## Stated task
Give every line of the data again, unchanged, but with no pictures.

— BEGIN Exercise data —

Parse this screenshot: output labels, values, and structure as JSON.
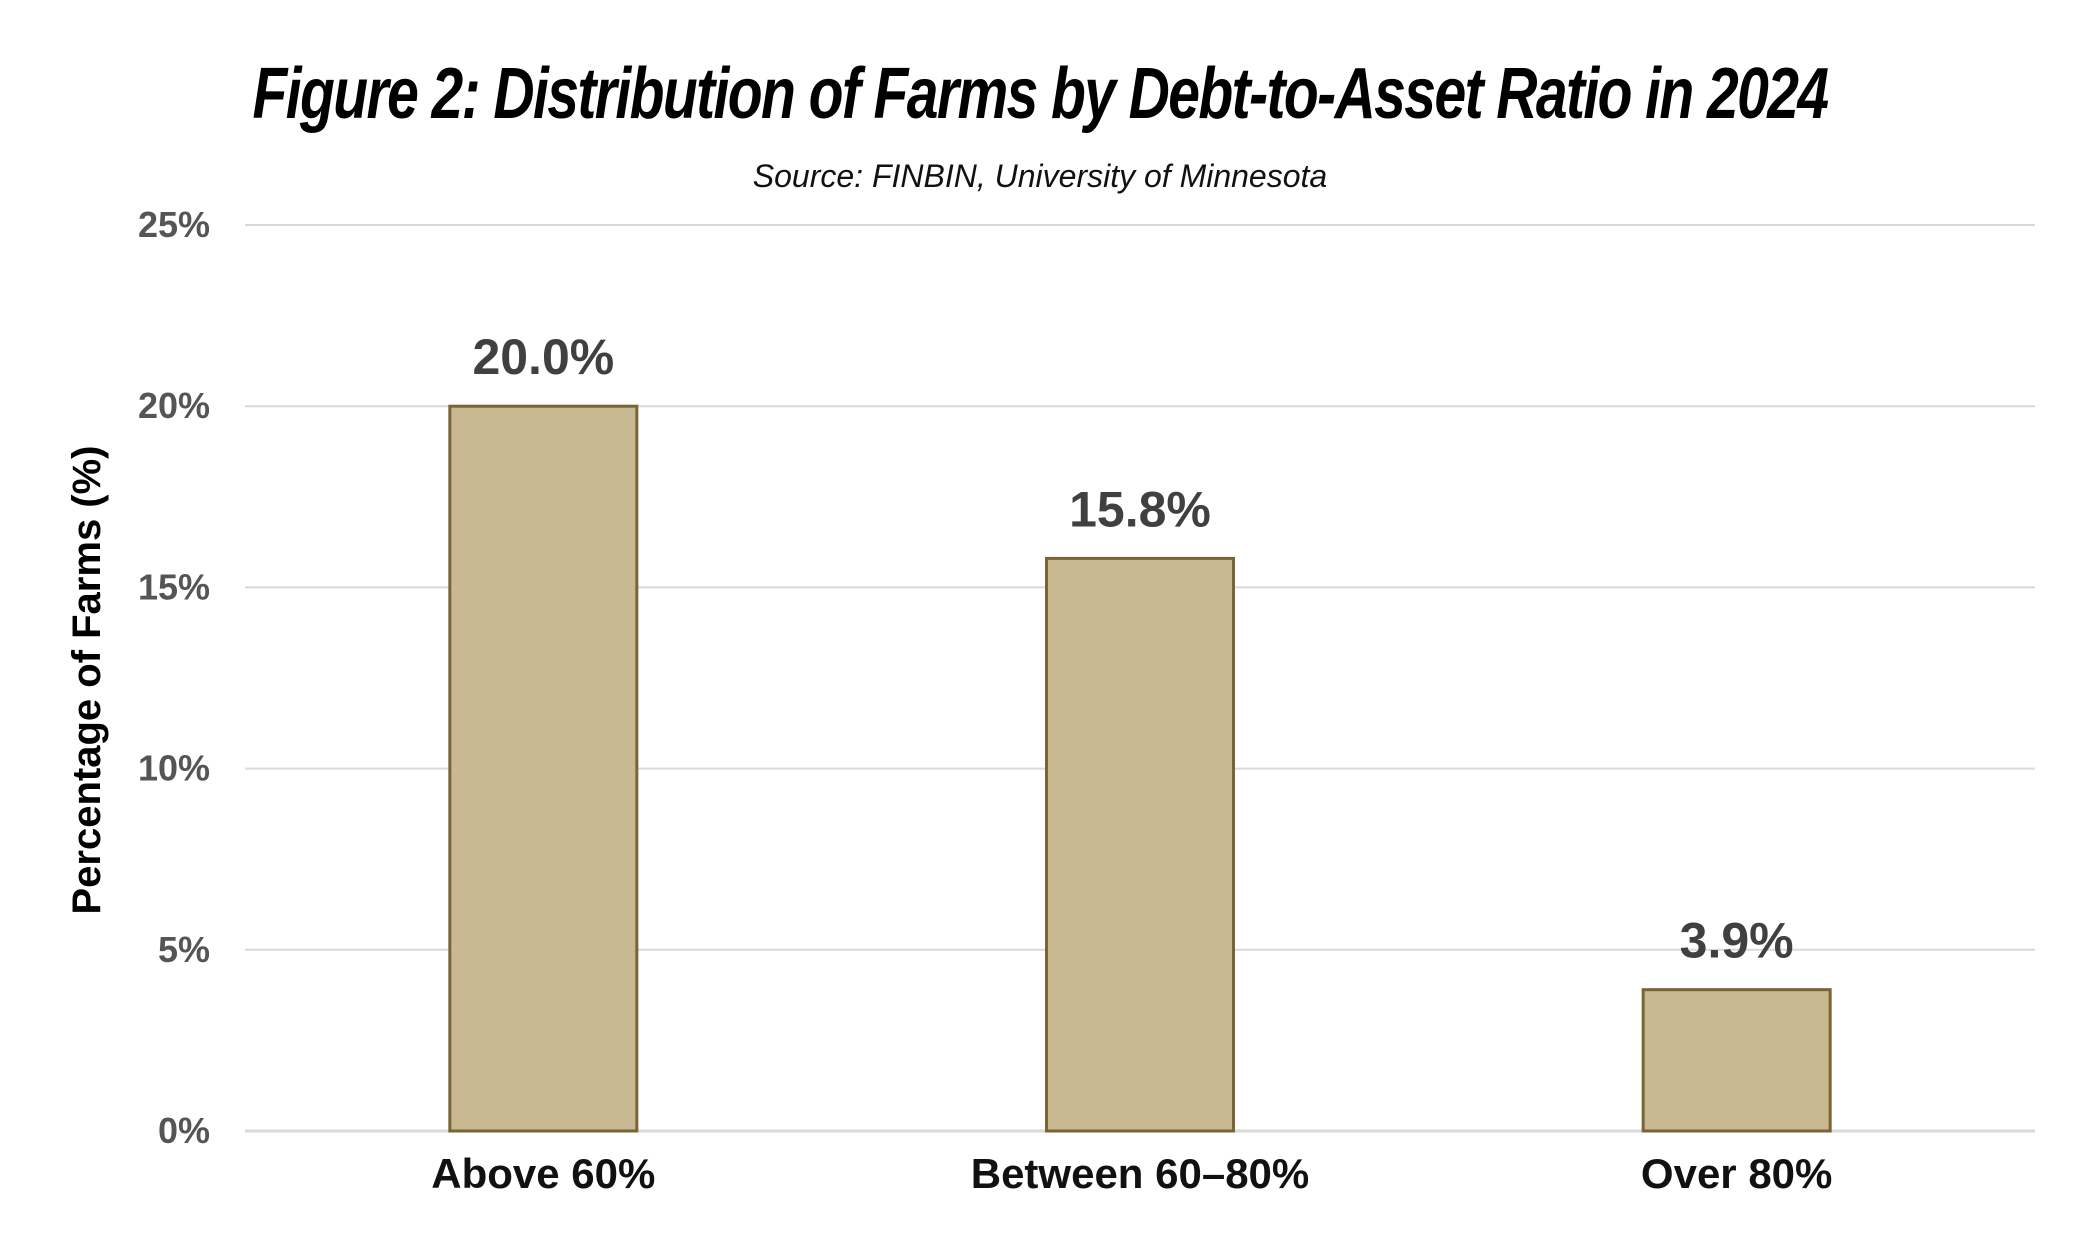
{
  "chart_data": {
    "type": "bar",
    "title": "Figure 2: Distribution of Farms by Debt-to-Asset Ratio in 2024",
    "subtitle": "Source: FINBIN, University of Minnesota",
    "xlabel": "",
    "ylabel": "Percentage of Farms (%)",
    "categories": [
      "Above 60%",
      "Between 60–80%",
      "Over 80%"
    ],
    "values": [
      20.0,
      15.8,
      3.9
    ],
    "data_labels": [
      "20.0%",
      "15.8%",
      "3.9%"
    ],
    "ylim": [
      0,
      25
    ],
    "yticks": [
      0,
      5,
      10,
      15,
      20,
      25
    ],
    "ytick_labels": [
      "0%",
      "5%",
      "10%",
      "15%",
      "20%",
      "25%"
    ],
    "grid": true,
    "legend": "none",
    "bar_color": "#c9b991",
    "bar_edge_color": "#7a6436"
  }
}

— END Exercise data —

## Reply
Parse this screenshot: output labels, values, and structure as JSON.
{
  "chart_data": {
    "type": "bar",
    "title": "Figure 2: Distribution of Farms by Debt-to-Asset Ratio in 2024",
    "subtitle": "Source: FINBIN, University of Minnesota",
    "xlabel": "",
    "ylabel": "Percentage of Farms (%)",
    "categories": [
      "Above 60%",
      "Between 60–80%",
      "Over 80%"
    ],
    "values": [
      20.0,
      15.8,
      3.9
    ],
    "data_labels": [
      "20.0%",
      "15.8%",
      "3.9%"
    ],
    "ylim": [
      0,
      25
    ],
    "yticks": [
      0,
      5,
      10,
      15,
      20,
      25
    ],
    "ytick_labels": [
      "0%",
      "5%",
      "10%",
      "15%",
      "20%",
      "25%"
    ],
    "grid": true,
    "legend": "none",
    "bar_color": "#c9b991",
    "bar_edge_color": "#7a6436"
  }
}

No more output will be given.